__RECORDS SUPPLIED__:
* START *

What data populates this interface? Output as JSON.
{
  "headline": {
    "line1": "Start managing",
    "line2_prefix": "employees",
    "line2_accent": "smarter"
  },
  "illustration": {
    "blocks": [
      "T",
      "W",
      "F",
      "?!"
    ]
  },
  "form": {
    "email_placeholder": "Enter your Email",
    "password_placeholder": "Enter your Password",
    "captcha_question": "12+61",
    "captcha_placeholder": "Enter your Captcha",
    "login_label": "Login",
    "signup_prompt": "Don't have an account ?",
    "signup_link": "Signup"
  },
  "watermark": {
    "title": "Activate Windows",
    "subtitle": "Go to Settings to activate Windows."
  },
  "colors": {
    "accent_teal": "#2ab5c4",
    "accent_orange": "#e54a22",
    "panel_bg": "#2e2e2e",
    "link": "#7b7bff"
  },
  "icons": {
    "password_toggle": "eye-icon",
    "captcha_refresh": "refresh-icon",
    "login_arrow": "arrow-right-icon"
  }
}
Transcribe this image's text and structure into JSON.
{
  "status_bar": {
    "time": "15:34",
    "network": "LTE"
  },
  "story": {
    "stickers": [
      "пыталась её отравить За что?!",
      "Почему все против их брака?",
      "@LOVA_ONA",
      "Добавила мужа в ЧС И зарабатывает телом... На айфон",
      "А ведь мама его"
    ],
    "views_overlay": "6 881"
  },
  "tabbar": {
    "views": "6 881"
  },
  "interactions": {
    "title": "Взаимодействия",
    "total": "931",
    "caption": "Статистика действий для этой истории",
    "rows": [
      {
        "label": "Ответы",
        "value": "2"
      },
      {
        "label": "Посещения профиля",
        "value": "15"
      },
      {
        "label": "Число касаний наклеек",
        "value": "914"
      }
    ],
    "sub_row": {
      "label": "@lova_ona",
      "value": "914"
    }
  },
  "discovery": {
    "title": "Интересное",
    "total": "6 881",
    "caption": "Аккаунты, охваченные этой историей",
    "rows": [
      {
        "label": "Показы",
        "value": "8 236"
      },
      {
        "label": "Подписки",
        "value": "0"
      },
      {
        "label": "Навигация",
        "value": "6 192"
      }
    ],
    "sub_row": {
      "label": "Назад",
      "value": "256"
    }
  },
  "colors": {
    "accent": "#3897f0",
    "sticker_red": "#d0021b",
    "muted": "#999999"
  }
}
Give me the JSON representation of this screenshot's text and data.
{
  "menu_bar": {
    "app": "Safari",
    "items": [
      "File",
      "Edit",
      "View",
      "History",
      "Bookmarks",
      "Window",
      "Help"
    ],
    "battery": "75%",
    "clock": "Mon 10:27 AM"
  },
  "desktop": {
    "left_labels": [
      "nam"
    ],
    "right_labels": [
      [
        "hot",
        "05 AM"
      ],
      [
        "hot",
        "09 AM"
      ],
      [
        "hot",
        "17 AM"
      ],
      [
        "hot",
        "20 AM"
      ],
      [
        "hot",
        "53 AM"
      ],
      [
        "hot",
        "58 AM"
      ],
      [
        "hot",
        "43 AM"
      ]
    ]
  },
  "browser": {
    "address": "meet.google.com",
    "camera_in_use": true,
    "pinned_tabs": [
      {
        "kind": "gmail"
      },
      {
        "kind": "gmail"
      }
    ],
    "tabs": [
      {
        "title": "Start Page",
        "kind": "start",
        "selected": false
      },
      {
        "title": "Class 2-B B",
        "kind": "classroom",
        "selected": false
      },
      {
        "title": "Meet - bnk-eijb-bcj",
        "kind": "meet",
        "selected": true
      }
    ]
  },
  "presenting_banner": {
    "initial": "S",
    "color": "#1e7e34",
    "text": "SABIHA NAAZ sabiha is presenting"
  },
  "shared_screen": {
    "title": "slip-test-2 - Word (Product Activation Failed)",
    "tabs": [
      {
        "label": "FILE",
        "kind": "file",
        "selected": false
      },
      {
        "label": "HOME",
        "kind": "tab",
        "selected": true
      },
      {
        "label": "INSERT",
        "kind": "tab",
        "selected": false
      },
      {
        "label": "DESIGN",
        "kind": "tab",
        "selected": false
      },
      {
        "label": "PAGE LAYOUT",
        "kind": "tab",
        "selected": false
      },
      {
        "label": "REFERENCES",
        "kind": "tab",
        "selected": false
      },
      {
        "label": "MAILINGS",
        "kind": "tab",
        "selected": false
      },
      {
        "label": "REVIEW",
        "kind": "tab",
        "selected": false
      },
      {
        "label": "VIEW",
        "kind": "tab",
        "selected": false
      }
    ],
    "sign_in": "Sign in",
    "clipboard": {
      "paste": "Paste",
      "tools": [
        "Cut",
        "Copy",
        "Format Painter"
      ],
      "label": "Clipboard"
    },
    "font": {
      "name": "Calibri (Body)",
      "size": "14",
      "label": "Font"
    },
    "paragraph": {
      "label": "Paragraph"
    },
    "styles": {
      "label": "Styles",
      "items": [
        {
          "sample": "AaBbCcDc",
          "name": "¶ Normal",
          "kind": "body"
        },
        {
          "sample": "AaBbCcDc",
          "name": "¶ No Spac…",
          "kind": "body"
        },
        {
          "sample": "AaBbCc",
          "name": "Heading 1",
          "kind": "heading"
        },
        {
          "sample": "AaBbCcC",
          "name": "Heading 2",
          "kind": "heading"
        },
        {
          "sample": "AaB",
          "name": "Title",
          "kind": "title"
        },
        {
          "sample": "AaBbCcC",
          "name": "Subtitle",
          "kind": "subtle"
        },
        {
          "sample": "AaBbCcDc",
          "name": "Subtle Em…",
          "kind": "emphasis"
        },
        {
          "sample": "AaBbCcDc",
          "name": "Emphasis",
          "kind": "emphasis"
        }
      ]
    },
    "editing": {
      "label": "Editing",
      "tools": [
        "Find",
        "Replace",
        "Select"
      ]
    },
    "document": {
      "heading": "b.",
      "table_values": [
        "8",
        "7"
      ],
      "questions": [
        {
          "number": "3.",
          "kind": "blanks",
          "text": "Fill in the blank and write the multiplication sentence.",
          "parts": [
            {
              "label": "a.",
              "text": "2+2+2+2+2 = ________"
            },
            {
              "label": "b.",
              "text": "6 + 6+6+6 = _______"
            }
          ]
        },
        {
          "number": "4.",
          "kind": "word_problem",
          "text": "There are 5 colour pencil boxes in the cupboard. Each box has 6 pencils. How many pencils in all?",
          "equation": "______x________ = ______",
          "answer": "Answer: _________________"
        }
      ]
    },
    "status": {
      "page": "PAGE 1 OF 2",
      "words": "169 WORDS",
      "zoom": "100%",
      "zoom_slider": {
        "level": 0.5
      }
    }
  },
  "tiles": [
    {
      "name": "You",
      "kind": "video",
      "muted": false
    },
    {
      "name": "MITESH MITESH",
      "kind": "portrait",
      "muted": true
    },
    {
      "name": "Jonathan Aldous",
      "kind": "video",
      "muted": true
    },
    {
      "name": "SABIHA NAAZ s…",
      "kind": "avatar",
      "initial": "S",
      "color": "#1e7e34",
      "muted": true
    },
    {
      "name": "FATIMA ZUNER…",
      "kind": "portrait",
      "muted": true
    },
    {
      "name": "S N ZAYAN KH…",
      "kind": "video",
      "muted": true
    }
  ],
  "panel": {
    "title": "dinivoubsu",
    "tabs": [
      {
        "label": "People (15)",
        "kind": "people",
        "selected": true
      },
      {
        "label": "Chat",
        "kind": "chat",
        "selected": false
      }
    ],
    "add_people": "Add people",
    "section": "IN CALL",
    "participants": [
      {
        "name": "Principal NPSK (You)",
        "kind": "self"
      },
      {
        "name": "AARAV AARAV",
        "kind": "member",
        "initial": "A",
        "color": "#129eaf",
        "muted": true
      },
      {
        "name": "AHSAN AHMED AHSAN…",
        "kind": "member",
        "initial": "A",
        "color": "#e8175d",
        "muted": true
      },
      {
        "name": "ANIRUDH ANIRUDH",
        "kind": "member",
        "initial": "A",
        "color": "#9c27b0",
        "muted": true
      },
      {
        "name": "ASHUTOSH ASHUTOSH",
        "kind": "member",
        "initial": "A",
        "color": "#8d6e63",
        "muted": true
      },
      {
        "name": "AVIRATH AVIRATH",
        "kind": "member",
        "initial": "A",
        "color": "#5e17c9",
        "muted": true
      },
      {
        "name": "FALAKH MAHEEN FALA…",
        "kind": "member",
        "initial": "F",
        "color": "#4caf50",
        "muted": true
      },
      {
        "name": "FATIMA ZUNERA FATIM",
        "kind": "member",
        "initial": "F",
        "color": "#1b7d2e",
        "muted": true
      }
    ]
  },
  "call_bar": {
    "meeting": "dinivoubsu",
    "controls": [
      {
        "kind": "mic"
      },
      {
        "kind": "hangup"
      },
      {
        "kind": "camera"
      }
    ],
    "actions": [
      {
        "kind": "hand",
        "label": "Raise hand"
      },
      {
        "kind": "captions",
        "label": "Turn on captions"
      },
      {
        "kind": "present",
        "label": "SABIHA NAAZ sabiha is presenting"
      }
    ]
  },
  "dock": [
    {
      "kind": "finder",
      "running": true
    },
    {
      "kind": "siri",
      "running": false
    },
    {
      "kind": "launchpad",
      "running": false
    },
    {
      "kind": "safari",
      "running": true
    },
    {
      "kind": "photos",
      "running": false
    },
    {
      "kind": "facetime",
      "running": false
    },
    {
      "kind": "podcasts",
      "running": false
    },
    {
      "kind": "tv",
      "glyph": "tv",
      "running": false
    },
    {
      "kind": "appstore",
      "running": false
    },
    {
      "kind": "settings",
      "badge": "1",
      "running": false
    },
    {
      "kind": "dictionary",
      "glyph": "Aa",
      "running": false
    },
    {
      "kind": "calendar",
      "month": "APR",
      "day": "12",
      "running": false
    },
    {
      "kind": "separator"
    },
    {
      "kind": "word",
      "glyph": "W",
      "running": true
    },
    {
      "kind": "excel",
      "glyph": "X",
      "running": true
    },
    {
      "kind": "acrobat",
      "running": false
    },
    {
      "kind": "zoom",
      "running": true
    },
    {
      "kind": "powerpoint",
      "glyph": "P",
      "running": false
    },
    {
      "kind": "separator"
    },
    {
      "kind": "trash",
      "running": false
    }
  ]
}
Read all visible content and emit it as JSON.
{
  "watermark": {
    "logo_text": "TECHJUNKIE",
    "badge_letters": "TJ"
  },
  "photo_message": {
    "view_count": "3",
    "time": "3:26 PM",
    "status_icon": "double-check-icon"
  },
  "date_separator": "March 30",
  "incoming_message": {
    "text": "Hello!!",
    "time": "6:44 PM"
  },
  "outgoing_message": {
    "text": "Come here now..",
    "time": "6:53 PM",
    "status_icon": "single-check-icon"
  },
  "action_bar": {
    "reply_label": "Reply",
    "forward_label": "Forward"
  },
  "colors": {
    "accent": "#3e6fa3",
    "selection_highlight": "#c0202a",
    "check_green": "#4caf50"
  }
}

* END *

__WRITTEN INSTRUCTION__: Search the data above for the word "SABIHA", then gather each line in which it appears.

__TASK RESPONSE__:
    "text": "SABIHA NAAZ sabiha is presenting"
      "name": "SABIHA NAAZ s…",
        "label": "SABIHA NAAZ sabiha is presenting"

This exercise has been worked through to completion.